Dataset records on visual material
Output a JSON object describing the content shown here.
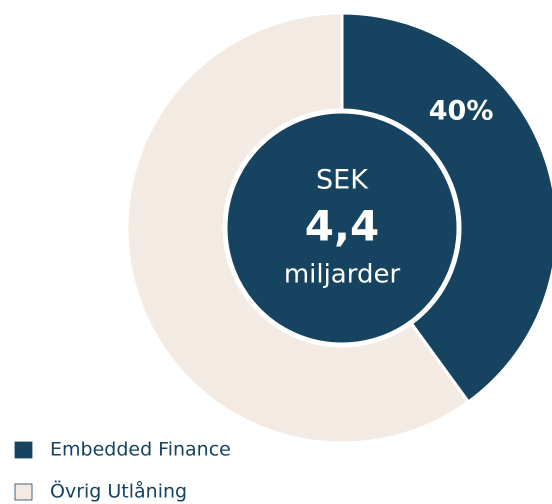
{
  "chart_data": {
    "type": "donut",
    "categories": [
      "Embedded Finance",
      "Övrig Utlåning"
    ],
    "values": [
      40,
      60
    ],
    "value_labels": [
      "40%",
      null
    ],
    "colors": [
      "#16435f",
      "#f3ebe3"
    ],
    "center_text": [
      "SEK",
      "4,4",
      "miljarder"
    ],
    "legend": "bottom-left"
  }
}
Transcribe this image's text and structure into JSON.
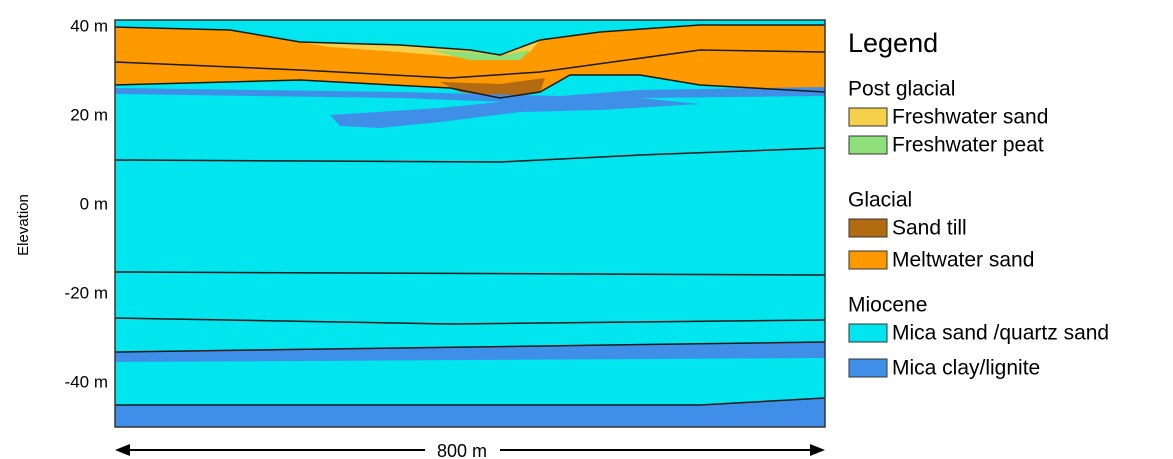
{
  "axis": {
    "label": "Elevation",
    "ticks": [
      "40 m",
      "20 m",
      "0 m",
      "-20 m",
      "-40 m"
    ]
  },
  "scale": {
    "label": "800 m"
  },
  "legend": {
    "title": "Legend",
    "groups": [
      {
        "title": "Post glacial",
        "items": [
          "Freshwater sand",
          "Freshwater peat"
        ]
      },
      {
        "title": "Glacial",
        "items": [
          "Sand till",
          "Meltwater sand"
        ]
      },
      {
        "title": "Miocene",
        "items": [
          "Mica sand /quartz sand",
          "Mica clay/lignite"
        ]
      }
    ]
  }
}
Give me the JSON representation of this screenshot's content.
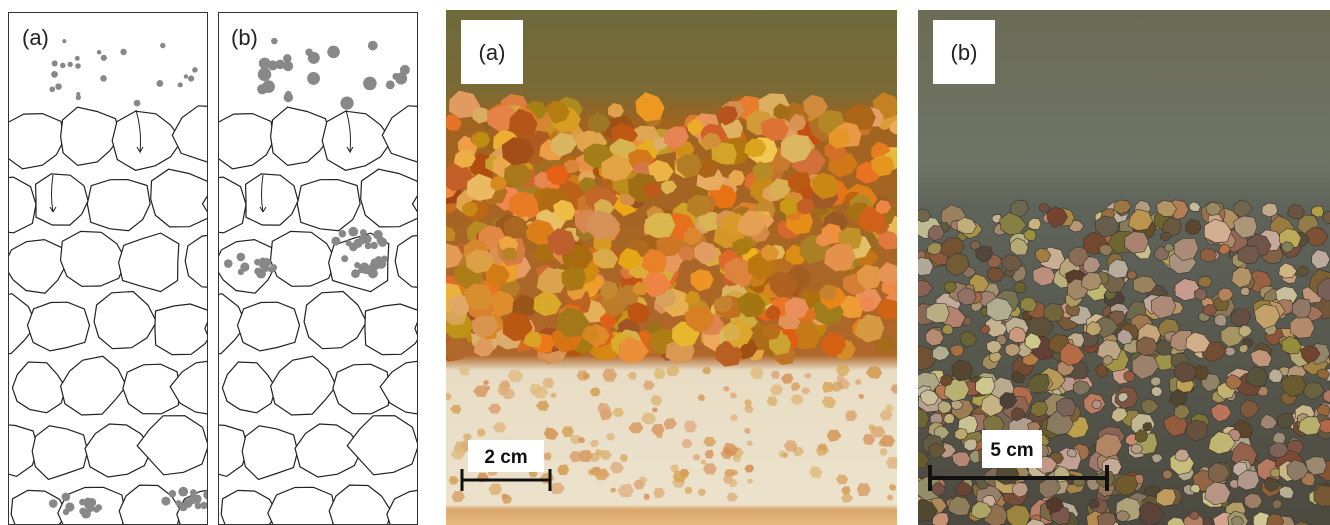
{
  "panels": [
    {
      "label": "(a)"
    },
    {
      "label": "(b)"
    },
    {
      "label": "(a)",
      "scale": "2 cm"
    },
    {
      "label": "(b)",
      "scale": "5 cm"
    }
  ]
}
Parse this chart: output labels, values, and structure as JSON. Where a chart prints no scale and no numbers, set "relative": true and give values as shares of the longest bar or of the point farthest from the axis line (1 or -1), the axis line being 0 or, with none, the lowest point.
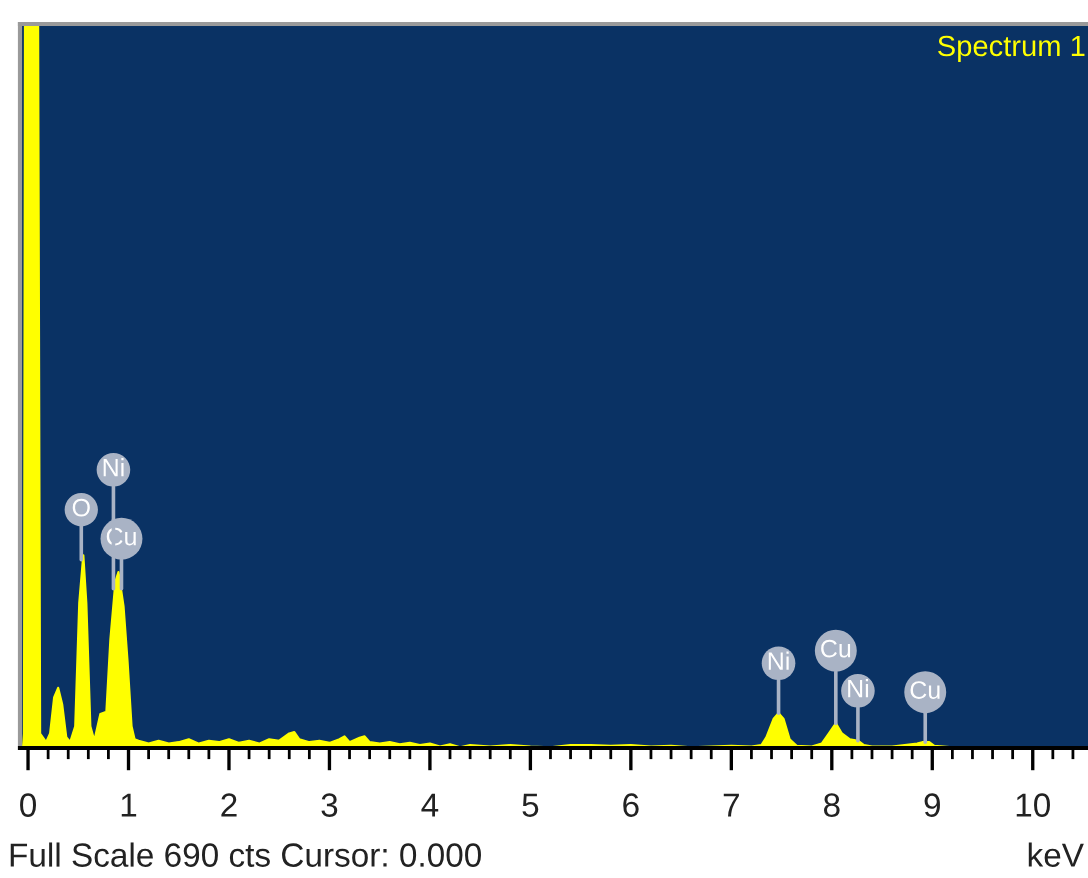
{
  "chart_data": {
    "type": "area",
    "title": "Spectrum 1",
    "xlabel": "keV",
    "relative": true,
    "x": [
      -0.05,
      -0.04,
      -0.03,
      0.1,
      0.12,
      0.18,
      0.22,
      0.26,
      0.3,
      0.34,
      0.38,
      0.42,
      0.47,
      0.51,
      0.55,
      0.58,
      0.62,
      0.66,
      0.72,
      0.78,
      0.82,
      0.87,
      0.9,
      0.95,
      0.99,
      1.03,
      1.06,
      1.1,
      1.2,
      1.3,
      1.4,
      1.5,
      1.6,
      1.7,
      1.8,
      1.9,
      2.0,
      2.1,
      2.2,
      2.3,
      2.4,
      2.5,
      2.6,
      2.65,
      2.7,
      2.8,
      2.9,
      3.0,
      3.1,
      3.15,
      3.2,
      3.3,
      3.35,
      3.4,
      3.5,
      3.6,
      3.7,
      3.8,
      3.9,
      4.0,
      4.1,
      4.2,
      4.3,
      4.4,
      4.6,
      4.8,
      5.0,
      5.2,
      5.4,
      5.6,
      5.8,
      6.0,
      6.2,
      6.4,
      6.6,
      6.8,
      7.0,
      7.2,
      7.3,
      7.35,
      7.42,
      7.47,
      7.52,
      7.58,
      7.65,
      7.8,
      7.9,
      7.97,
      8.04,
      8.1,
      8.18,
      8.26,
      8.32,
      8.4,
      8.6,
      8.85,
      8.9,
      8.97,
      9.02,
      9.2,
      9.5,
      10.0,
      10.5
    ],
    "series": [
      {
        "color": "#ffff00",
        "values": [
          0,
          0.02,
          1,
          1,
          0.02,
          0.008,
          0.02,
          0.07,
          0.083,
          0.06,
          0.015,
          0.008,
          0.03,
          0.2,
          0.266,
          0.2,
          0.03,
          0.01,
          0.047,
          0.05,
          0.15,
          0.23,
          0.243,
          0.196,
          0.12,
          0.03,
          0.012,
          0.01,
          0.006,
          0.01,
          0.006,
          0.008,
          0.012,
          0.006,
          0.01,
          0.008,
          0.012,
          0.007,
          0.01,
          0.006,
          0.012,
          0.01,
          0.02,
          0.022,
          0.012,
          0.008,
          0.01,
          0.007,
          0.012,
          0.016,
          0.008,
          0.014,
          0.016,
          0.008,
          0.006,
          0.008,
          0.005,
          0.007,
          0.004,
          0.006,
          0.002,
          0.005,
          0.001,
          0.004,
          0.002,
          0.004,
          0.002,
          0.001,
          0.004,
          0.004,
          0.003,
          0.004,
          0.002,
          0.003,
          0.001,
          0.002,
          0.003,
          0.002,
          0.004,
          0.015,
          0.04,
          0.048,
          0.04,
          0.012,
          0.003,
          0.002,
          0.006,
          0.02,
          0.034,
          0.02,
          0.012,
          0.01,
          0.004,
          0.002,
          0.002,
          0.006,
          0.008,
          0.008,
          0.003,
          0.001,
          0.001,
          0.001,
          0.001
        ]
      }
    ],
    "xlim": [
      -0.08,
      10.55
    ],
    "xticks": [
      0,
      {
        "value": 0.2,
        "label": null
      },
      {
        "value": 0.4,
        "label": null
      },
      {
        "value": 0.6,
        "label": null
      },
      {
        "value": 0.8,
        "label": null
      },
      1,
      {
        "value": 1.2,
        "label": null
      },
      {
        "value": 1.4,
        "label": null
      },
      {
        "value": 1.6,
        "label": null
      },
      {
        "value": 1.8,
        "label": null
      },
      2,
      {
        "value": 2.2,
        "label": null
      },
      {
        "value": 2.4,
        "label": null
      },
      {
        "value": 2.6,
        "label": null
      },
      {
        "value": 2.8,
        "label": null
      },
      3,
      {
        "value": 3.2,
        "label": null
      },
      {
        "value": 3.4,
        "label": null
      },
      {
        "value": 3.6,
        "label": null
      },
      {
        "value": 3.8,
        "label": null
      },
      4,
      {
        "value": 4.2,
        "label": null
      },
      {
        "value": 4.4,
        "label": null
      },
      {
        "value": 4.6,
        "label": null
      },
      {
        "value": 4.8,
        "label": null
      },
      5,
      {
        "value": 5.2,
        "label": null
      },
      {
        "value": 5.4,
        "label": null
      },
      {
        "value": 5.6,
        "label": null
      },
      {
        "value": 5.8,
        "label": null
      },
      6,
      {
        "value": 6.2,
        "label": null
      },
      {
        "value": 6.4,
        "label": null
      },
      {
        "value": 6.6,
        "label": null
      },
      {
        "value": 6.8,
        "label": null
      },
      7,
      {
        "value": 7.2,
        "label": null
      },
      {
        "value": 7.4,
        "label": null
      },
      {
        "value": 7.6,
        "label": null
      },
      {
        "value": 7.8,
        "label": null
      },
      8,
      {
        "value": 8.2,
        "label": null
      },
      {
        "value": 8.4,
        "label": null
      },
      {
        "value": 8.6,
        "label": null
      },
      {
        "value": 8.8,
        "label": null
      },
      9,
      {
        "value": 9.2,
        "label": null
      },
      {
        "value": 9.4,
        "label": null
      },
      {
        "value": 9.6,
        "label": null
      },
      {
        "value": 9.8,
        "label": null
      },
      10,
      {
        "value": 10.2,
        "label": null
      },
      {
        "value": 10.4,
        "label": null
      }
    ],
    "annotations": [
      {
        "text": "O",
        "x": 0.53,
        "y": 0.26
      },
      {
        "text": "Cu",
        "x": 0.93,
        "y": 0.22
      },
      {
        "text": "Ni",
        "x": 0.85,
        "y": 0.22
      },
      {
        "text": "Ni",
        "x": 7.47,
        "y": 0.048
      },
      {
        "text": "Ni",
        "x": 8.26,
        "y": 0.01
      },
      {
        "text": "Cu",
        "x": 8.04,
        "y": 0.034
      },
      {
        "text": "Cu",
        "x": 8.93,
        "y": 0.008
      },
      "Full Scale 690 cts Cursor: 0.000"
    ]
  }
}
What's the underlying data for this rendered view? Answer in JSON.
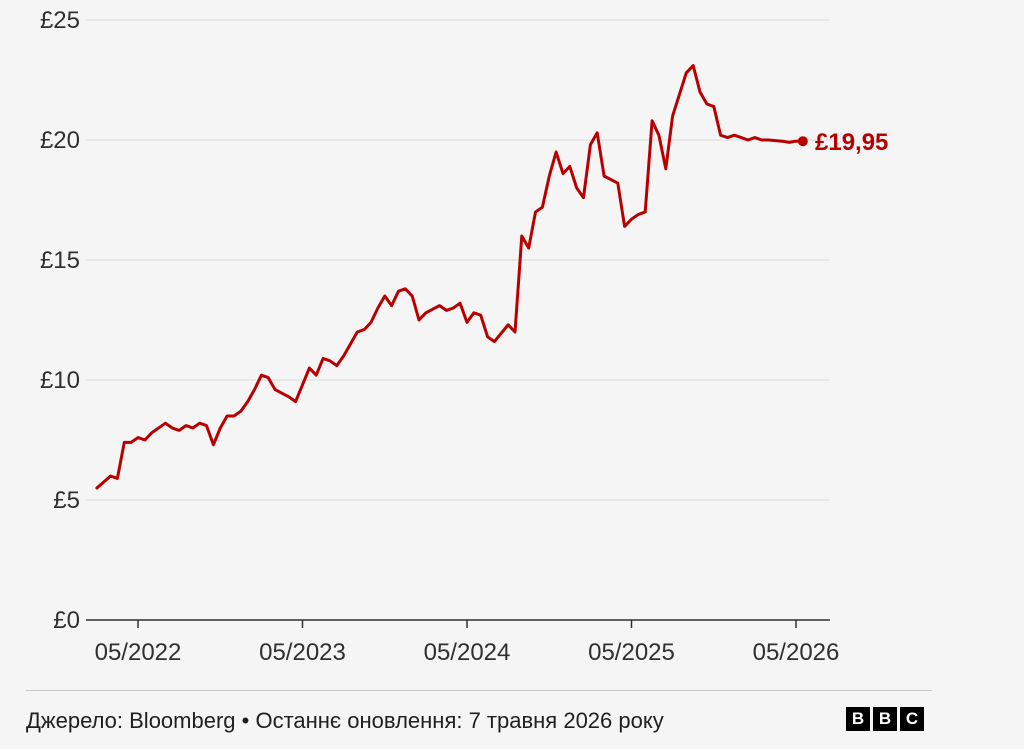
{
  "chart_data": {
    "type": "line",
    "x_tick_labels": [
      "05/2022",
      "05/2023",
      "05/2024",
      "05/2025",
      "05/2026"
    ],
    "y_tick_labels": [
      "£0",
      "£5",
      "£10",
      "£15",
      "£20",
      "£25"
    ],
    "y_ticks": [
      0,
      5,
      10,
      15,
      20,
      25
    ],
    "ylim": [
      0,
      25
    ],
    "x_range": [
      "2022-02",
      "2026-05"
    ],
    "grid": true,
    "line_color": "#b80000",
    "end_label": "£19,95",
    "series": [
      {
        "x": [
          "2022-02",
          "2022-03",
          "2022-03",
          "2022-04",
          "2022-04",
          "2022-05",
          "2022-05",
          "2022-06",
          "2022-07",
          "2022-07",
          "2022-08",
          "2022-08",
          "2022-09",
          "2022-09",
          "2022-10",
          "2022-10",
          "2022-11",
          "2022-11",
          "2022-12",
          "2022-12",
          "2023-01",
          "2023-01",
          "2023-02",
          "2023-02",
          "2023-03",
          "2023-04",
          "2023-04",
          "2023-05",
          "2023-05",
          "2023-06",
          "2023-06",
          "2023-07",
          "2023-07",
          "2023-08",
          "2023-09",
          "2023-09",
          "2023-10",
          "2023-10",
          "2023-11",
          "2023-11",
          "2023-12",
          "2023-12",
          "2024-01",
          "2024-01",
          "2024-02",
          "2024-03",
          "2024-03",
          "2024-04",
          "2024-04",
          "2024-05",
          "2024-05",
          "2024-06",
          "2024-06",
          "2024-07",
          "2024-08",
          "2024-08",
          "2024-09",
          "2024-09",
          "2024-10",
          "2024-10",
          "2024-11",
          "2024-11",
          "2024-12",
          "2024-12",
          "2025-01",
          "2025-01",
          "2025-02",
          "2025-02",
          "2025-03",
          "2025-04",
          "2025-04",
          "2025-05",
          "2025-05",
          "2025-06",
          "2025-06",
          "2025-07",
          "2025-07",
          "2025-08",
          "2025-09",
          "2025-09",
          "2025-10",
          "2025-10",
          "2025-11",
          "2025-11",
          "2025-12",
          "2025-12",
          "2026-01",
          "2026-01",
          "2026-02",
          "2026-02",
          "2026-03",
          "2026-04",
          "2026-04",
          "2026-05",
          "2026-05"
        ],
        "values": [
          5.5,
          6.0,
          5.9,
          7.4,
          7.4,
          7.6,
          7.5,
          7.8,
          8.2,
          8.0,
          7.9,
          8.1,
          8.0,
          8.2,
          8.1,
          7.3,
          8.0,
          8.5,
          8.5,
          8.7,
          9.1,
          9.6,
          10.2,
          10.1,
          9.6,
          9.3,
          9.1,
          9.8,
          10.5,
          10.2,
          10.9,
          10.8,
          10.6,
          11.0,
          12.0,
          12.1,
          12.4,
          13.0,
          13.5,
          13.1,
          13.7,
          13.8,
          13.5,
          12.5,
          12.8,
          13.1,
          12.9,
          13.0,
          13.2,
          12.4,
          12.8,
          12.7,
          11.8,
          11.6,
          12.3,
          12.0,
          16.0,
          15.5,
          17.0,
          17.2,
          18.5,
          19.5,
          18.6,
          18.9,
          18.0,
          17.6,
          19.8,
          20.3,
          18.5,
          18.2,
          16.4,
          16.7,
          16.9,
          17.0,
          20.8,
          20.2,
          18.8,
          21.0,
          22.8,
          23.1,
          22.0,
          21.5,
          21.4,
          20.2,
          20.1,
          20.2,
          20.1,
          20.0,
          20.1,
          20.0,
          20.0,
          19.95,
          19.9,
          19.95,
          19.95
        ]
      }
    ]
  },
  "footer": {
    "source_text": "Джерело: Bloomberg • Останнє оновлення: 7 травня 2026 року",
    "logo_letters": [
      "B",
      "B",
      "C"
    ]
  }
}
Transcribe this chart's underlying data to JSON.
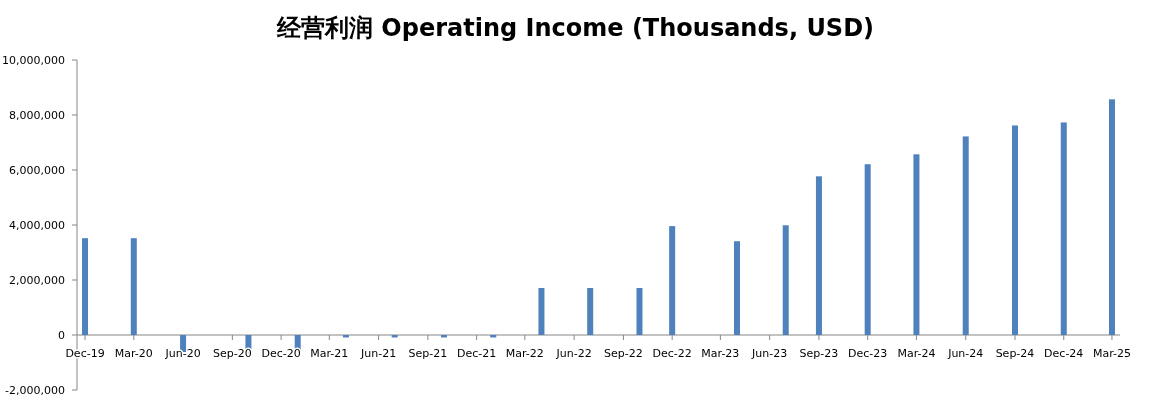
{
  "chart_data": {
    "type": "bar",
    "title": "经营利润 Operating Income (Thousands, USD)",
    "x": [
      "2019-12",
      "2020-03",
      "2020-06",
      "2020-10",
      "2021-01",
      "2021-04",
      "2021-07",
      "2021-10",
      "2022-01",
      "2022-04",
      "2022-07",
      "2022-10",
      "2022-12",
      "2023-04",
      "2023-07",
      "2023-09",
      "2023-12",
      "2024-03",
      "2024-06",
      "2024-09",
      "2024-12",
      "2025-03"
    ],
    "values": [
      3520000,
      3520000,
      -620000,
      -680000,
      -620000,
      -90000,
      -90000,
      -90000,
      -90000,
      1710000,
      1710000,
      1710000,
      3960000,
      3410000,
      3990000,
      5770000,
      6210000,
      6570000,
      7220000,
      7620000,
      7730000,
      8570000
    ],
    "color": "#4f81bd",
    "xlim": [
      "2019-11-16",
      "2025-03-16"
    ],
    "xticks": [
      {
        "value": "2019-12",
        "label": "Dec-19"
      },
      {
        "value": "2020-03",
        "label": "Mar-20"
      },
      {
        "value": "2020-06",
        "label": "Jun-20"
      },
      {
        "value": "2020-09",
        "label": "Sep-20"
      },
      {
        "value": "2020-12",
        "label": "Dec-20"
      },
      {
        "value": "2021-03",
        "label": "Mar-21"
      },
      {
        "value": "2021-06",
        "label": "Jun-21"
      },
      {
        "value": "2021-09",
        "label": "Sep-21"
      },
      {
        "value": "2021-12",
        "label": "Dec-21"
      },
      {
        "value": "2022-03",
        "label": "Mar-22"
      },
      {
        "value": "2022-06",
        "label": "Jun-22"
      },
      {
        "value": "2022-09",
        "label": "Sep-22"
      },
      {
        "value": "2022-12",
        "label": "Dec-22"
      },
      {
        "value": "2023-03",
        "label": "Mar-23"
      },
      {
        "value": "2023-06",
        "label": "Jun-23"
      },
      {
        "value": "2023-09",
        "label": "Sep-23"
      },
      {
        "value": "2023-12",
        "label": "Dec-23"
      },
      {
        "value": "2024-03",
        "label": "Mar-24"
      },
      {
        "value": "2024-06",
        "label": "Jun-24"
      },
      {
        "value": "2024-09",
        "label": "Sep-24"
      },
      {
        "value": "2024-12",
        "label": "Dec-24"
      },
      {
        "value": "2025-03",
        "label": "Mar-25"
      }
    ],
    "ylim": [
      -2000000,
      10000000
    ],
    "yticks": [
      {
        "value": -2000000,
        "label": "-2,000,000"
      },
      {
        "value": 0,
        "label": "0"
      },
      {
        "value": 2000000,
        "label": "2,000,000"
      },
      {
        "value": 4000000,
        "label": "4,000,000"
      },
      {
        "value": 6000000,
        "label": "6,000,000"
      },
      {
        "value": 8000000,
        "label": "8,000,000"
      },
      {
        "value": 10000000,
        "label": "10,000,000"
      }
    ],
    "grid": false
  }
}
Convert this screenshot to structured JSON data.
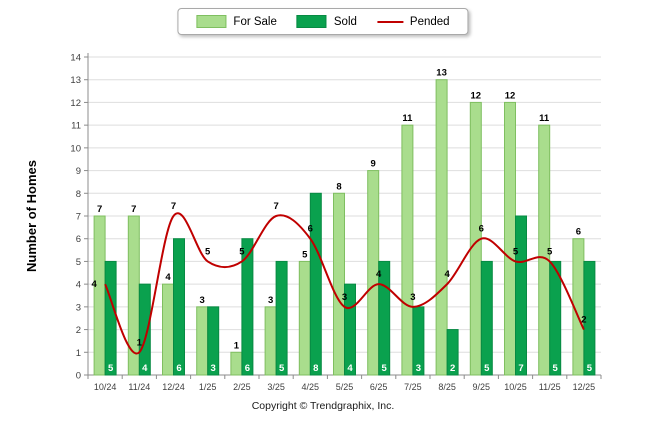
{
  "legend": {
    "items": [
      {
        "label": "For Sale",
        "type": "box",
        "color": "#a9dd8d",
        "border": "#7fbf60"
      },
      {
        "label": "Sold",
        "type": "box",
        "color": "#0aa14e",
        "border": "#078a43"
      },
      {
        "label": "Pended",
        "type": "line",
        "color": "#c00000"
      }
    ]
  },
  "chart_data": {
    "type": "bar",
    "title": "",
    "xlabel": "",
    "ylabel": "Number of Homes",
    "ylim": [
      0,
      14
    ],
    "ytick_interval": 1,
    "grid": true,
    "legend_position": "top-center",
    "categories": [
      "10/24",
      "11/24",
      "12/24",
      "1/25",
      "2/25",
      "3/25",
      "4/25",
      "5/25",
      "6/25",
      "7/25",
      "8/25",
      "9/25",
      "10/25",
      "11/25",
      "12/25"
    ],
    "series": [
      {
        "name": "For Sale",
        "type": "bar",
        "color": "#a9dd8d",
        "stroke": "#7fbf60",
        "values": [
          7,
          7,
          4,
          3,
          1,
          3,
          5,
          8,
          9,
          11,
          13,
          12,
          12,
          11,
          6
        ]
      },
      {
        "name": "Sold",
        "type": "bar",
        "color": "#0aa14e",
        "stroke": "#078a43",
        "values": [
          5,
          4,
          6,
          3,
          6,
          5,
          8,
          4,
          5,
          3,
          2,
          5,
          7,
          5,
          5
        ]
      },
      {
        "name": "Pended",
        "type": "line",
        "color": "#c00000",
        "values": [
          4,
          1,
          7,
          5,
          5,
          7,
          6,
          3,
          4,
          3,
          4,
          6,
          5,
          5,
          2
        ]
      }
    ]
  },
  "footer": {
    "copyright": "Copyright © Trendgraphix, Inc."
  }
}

### Directive
Scan the material above. Copy each line where "content" occurs.

### Answer to the problem
Output a JSON object describing the content shown here.
Give me the JSON representation of this screenshot's content.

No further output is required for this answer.